-- Start of Input material --

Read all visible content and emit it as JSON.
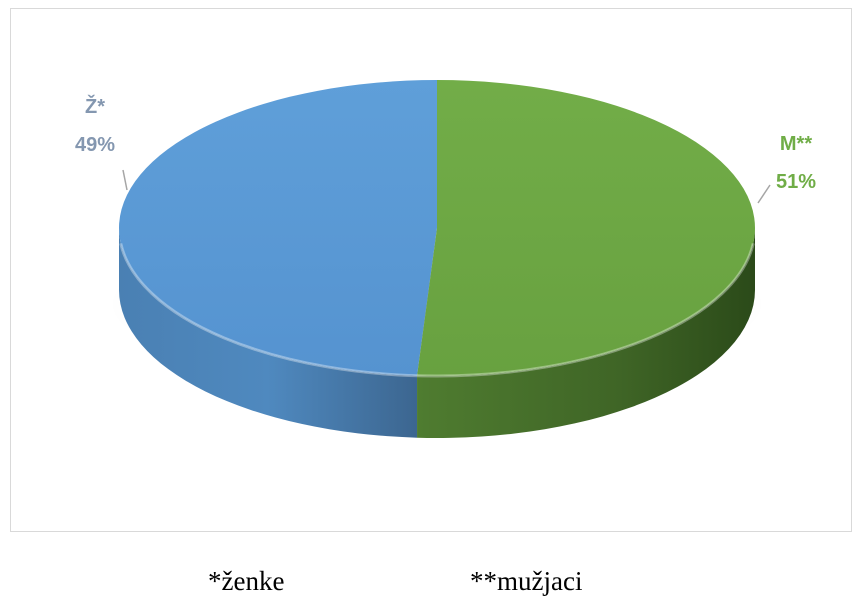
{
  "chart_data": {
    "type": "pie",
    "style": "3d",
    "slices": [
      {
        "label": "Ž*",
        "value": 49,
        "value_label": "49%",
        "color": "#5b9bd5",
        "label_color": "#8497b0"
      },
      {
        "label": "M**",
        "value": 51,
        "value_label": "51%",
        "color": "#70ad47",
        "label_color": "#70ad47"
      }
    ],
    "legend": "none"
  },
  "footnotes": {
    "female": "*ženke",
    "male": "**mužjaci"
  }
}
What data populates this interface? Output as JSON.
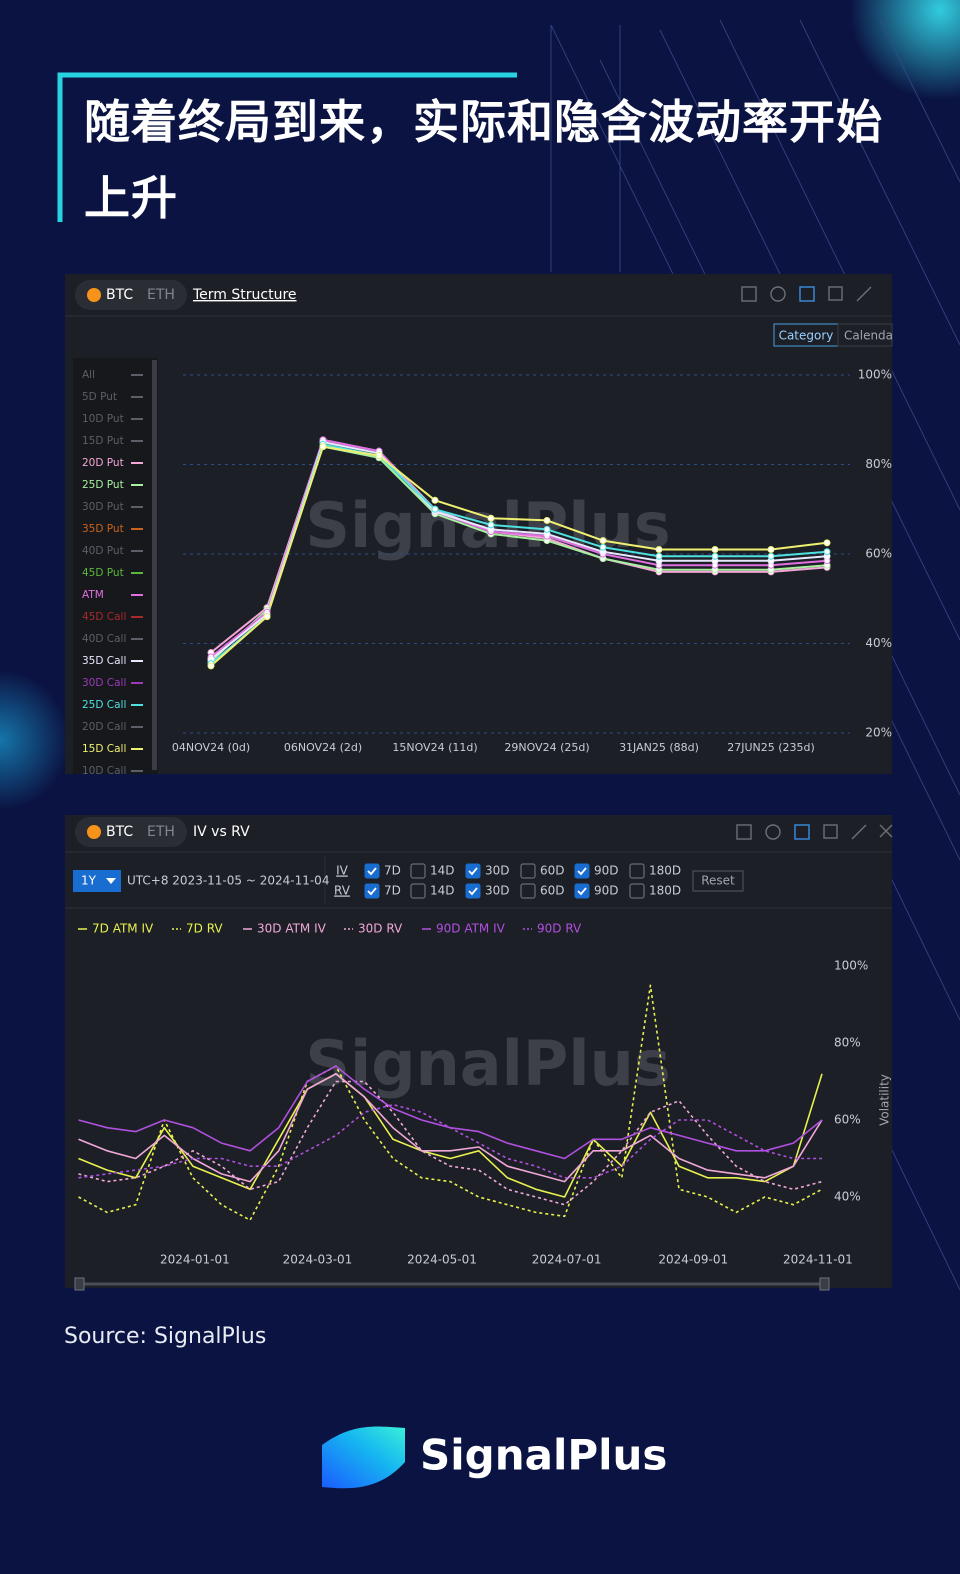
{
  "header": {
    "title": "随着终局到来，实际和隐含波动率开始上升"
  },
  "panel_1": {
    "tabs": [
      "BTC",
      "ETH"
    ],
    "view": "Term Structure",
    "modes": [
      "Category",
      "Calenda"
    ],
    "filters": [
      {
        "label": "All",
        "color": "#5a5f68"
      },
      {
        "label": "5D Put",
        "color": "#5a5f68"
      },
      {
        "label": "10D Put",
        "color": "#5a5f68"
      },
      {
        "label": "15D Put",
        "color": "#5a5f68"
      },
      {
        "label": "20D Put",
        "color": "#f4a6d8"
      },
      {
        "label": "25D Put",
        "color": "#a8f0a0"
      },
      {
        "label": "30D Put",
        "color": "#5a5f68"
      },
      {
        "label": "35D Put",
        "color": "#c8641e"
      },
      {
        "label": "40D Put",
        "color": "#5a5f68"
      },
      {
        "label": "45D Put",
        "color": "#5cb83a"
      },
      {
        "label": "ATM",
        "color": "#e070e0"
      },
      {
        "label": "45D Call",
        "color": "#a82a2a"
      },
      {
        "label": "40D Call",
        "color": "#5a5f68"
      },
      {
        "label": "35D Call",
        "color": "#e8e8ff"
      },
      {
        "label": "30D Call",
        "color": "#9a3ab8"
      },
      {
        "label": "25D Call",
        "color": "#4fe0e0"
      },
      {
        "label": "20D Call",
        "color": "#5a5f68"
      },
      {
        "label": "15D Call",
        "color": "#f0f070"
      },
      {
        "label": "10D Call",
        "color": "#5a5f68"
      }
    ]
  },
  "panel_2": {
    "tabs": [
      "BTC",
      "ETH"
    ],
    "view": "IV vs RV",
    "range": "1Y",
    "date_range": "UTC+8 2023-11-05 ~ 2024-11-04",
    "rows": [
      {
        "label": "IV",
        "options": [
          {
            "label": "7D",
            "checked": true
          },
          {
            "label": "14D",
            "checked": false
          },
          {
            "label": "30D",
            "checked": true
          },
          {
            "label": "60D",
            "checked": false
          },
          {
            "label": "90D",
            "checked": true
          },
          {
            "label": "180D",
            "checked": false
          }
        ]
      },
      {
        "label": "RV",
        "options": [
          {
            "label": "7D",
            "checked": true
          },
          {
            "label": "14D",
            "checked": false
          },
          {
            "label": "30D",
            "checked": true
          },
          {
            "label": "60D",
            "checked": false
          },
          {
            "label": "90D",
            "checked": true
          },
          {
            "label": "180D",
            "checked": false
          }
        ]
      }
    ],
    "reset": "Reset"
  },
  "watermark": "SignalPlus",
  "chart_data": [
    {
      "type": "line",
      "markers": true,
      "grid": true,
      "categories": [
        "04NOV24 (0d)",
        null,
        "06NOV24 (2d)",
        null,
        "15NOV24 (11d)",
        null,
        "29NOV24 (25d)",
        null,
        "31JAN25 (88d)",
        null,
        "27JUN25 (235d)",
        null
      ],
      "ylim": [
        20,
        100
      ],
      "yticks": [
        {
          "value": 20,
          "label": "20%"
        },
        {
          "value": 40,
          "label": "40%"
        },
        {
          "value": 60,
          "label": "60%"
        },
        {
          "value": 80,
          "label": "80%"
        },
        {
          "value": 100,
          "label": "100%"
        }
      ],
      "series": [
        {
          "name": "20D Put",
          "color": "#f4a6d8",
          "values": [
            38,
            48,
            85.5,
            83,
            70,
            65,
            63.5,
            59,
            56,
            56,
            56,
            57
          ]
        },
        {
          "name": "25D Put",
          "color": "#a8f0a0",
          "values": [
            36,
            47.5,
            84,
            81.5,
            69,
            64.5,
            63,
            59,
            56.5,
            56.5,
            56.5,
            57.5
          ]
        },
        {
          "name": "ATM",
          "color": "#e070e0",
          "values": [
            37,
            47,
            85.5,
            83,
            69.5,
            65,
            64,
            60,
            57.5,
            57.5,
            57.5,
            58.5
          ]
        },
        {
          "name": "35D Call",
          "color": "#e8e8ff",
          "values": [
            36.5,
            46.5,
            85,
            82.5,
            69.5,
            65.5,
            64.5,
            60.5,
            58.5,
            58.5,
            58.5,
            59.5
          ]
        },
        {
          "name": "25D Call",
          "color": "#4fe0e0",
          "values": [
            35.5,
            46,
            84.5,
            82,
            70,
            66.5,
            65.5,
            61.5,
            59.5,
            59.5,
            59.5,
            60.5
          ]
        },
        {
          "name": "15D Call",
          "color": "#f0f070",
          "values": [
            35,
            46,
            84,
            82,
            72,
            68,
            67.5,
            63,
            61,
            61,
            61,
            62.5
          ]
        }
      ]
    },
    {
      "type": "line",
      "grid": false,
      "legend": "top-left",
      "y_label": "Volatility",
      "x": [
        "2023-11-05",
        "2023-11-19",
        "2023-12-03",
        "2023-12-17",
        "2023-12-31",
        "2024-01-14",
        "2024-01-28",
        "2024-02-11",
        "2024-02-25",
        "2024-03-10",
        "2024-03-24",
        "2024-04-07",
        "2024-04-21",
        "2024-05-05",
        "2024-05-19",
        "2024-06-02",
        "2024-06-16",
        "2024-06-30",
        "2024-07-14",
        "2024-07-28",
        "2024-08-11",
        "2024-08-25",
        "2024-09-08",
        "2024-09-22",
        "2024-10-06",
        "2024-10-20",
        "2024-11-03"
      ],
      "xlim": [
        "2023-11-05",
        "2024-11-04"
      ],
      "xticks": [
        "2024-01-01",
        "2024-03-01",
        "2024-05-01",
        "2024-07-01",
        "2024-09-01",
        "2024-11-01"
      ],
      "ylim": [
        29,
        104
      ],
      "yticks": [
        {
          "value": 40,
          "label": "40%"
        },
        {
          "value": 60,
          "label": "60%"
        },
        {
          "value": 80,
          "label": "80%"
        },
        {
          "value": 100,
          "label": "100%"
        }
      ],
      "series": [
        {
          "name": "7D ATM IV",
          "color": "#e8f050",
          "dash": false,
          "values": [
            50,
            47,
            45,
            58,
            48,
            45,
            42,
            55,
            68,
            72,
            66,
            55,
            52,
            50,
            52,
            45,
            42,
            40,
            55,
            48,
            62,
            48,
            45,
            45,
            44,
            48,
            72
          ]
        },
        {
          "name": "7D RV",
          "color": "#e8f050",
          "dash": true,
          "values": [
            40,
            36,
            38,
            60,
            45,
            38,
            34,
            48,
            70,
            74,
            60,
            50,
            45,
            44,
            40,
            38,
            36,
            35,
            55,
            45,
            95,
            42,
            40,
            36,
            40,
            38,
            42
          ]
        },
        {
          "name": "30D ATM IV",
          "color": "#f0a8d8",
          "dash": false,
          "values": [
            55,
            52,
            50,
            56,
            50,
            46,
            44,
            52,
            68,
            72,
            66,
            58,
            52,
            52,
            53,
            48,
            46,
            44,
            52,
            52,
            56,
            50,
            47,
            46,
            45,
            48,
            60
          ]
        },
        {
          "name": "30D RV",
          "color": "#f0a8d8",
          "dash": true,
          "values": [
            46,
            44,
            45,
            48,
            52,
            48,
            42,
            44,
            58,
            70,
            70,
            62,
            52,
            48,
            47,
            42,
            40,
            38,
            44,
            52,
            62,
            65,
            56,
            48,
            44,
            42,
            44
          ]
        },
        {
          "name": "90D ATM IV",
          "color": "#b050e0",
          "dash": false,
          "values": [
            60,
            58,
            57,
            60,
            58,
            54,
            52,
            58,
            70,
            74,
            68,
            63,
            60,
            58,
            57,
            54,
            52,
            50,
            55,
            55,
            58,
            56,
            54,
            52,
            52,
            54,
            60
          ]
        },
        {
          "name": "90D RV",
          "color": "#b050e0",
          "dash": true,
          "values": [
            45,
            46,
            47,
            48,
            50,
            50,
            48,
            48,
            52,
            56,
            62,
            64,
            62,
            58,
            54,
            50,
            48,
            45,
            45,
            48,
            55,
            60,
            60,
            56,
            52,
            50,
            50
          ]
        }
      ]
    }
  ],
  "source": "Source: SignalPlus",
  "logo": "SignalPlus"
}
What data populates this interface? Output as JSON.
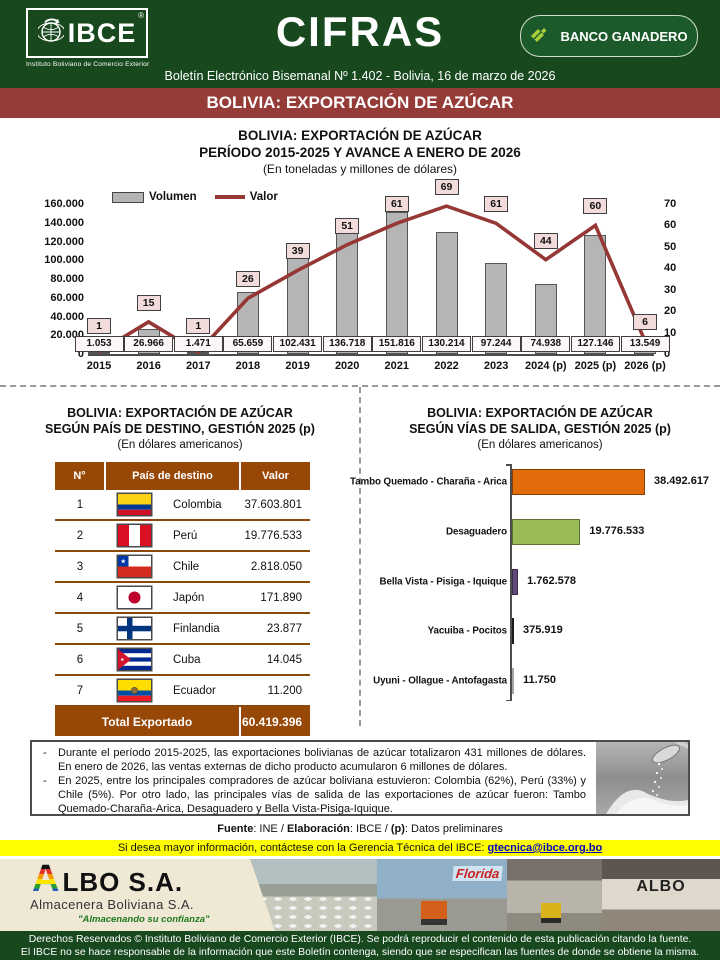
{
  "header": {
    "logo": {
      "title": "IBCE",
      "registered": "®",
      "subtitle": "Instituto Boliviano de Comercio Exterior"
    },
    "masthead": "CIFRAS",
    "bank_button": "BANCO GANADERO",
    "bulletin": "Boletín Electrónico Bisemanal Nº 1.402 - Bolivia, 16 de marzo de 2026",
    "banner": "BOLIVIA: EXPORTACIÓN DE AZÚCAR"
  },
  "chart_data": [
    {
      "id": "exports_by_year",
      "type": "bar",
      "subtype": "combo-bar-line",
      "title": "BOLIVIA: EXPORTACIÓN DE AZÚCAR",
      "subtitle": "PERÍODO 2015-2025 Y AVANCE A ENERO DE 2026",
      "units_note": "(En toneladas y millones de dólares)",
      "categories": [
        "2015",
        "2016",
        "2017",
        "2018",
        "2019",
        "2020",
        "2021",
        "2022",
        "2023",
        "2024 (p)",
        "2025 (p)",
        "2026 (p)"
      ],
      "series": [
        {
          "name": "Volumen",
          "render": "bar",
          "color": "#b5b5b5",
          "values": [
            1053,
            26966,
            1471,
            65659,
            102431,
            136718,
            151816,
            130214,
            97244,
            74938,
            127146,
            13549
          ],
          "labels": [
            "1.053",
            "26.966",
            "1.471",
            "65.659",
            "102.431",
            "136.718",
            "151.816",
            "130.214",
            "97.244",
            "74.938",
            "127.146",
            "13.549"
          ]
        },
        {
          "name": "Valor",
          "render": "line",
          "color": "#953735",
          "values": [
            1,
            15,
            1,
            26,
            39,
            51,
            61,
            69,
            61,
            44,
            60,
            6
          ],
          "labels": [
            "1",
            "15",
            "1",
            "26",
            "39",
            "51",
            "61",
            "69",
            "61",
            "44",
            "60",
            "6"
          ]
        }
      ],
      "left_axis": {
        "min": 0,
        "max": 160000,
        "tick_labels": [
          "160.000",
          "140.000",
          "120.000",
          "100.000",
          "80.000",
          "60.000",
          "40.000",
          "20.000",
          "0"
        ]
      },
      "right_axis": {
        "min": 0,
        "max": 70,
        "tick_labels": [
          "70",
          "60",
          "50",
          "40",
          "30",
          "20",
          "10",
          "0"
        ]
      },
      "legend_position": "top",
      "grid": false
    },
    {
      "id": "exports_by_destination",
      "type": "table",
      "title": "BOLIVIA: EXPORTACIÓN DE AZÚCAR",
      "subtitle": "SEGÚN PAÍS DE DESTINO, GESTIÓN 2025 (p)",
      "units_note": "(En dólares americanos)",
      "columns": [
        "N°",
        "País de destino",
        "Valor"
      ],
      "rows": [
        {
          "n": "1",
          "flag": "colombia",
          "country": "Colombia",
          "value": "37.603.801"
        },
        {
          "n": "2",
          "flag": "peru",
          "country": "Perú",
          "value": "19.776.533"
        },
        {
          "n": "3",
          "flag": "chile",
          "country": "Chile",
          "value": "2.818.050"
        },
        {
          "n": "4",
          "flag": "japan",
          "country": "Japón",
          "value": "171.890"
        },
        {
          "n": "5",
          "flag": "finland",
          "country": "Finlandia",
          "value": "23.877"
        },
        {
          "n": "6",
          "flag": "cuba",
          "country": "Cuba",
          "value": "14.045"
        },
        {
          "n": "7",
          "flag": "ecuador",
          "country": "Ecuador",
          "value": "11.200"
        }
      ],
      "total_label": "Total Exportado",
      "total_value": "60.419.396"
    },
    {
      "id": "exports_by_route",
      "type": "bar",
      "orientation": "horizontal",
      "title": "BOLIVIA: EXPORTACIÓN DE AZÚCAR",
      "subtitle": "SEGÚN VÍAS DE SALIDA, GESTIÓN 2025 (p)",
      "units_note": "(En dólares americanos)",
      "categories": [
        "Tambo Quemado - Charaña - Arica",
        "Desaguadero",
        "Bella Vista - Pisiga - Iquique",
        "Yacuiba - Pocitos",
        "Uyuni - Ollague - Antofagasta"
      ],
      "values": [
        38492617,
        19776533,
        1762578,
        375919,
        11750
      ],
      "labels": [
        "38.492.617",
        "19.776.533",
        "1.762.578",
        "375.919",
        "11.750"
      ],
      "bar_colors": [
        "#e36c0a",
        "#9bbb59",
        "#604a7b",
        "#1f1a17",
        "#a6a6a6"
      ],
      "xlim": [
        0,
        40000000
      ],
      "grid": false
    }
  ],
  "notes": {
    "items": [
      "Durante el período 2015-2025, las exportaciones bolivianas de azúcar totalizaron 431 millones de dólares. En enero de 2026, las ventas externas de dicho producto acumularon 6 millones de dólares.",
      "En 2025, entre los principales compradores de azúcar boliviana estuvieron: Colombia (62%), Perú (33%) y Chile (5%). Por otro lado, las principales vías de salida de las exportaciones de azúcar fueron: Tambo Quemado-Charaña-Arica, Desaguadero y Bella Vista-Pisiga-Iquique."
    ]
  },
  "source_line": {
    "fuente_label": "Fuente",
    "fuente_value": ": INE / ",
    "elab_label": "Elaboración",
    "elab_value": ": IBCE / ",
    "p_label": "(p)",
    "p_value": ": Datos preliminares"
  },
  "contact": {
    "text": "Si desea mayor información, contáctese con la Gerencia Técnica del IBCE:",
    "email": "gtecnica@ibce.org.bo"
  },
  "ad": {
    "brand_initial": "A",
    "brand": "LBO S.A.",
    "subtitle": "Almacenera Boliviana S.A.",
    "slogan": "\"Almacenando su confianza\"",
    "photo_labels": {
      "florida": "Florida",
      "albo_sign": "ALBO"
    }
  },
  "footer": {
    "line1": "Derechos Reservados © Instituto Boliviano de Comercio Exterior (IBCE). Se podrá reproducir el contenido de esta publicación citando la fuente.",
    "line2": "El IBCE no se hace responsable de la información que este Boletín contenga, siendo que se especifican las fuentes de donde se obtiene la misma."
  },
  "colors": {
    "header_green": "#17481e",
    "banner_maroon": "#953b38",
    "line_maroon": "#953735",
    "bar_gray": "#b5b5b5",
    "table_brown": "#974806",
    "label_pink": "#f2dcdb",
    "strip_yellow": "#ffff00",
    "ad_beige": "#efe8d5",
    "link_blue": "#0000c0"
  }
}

-- End of Input material --

> **Task description**
From the listing above, pick out every line containing "GESTIÓN".

> **Finished answer**
      "subtitle": "SEGÚN PAÍS DE DESTINO, GESTIÓN 2025 (p)",
      "subtitle": "SEGÚN VÍAS DE SALIDA, GESTIÓN 2025 (p)",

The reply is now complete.